→ What you need to do
Return only the number of lines that hold "Somersalo".

→ Records for this task
══════════════════════════════

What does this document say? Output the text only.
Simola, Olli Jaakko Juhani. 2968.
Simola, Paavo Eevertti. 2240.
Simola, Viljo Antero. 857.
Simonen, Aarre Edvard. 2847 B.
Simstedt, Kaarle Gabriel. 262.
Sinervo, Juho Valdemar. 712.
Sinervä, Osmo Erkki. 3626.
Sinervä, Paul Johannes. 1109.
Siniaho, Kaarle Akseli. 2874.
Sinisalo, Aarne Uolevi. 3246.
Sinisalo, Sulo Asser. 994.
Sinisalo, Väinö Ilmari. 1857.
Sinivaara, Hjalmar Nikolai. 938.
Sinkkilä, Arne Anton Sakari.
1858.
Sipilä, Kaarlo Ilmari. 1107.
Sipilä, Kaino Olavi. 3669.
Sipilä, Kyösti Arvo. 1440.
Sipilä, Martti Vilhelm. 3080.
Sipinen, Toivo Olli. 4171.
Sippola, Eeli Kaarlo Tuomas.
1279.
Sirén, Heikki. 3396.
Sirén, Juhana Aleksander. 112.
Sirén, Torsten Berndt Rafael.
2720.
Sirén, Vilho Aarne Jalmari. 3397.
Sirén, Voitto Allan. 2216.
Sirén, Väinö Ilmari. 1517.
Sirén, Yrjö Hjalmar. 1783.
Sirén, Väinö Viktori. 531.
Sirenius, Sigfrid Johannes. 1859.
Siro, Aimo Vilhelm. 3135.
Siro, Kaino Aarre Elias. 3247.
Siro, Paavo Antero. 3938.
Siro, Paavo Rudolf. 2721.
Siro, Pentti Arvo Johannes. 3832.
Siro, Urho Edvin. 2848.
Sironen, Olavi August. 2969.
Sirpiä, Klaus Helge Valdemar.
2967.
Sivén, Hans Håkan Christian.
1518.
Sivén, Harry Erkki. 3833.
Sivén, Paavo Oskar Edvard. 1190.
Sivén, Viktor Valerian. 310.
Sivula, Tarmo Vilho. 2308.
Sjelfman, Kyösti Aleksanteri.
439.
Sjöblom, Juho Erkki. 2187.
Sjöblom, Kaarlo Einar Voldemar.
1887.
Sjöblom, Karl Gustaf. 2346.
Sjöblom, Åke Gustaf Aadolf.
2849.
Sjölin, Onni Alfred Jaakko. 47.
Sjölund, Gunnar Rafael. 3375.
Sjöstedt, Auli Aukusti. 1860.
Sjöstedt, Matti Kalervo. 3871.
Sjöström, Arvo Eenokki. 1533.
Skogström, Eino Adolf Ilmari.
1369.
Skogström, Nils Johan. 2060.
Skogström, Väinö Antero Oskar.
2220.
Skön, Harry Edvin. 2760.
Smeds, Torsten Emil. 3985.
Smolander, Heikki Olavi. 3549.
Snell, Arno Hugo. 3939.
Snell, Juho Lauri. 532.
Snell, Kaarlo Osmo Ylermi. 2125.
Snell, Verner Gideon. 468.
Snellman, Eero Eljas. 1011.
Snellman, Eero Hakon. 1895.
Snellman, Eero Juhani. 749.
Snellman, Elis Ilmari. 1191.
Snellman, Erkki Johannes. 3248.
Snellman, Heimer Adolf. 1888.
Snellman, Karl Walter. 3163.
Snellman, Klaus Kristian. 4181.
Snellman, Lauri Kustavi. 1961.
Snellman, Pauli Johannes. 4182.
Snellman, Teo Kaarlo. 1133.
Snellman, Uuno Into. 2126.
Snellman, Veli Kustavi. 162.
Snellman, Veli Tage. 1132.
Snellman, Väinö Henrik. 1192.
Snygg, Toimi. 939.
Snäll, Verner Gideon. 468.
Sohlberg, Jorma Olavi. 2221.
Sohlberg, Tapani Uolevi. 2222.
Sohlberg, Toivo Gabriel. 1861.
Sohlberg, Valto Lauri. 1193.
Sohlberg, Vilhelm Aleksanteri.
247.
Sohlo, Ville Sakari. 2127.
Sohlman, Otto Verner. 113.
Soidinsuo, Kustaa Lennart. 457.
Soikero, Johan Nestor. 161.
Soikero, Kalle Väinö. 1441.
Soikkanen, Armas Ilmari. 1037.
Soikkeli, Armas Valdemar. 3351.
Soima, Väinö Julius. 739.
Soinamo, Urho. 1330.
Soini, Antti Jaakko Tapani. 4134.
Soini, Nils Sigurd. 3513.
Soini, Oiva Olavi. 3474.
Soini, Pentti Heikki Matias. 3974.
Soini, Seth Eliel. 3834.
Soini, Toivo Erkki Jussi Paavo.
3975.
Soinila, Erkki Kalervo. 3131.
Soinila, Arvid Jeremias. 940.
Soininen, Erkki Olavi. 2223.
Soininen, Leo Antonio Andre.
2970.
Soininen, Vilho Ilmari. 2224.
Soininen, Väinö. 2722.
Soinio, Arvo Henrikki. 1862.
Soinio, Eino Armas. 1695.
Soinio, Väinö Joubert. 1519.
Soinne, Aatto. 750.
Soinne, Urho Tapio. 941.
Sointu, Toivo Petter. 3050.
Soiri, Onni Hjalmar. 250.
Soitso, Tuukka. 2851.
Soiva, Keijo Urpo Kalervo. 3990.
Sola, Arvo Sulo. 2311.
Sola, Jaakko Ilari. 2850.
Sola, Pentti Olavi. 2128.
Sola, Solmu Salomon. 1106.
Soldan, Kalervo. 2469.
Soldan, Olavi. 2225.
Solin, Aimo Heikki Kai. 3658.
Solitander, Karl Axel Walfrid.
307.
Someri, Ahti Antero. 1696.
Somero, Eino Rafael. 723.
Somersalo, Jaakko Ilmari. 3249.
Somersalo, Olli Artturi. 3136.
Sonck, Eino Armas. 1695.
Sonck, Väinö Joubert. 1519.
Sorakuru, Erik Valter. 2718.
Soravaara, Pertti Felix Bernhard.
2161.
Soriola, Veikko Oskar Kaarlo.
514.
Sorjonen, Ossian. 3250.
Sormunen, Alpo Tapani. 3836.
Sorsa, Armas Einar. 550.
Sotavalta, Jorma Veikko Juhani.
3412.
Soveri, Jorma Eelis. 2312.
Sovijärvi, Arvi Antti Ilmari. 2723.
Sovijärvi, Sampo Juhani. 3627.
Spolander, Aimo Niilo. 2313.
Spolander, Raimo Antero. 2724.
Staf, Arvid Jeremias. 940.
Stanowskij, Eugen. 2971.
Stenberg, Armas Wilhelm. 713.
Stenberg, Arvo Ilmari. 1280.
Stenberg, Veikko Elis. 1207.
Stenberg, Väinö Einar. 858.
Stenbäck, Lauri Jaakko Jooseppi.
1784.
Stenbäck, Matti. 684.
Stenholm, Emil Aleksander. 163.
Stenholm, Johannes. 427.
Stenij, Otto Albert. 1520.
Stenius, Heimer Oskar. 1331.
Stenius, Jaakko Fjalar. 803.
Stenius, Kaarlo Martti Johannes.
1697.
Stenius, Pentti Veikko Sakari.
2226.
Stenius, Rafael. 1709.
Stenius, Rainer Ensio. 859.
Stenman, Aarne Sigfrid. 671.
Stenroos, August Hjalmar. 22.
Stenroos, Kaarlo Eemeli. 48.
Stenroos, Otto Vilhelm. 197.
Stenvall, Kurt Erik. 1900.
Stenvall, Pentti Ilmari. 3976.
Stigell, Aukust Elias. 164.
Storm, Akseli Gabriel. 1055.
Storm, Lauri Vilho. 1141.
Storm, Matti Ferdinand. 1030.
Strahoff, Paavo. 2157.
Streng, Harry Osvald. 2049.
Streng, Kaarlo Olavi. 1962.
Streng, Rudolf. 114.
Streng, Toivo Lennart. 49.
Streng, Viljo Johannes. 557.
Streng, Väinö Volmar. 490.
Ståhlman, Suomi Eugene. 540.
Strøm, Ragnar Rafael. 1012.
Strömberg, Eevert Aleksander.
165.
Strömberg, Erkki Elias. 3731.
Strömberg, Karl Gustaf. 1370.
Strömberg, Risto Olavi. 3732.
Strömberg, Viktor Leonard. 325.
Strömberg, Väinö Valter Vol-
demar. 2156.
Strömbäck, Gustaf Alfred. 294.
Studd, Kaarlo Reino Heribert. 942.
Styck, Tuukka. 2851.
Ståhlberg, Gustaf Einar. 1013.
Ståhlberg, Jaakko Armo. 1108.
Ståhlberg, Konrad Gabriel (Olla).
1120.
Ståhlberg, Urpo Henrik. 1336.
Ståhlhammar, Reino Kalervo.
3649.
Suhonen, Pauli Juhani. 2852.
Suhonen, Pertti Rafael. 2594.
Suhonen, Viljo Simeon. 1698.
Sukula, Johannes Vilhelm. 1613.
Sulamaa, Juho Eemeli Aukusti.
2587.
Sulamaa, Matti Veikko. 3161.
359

══════════════════════════════

→ Correct response
2